┌──

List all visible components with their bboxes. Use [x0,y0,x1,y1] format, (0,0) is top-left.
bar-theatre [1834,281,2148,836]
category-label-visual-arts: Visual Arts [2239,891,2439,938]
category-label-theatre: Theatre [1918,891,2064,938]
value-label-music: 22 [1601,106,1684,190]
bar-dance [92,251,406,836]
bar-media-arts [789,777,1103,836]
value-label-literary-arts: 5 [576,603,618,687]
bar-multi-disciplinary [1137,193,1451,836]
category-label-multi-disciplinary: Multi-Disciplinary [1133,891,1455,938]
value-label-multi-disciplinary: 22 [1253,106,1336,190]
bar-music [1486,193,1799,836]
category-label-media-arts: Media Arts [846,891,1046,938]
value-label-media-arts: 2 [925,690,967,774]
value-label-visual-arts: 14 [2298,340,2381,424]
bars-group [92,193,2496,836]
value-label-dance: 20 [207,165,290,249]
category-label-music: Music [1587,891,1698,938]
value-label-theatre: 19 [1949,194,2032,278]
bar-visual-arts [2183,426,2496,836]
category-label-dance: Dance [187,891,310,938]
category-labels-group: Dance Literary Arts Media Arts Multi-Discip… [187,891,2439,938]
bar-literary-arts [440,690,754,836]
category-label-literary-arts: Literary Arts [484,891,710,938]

└──

**OBJECTIVE**
Copy the data above line for line, with no changes.

**THE RESULT**
List all visible components with their bboxes. Use [x0,y0,x1,y1] format, (0,0) is top-left.
bar-theatre [1834,281,2148,836]
category-label-visual-arts: Visual Arts [2239,891,2439,938]
category-label-theatre: Theatre [1918,891,2064,938]
value-label-music: 22 [1601,106,1684,190]
bar-dance [92,251,406,836]
bar-media-arts [789,777,1103,836]
value-label-literary-arts: 5 [576,603,618,687]
bar-multi-disciplinary [1137,193,1451,836]
category-label-multi-disciplinary: Multi-Disciplinary [1133,891,1455,938]
value-label-multi-disciplinary: 22 [1253,106,1336,190]
bar-music [1486,193,1799,836]
category-label-media-arts: Media Arts [846,891,1046,938]
value-label-media-arts: 2 [925,690,967,774]
value-label-visual-arts: 14 [2298,340,2381,424]
bars-group [92,193,2496,836]
value-label-dance: 20 [207,165,290,249]
category-label-music: Music [1587,891,1698,938]
value-label-theatre: 19 [1949,194,2032,278]
bar-visual-arts [2183,426,2496,836]
category-label-dance: Dance [187,891,310,938]
category-labels-group: Dance Literary Arts Media Arts Multi-Discip… [187,891,2439,938]
bar-literary-arts [440,690,754,836]
category-label-literary-arts: Literary Arts [484,891,710,938]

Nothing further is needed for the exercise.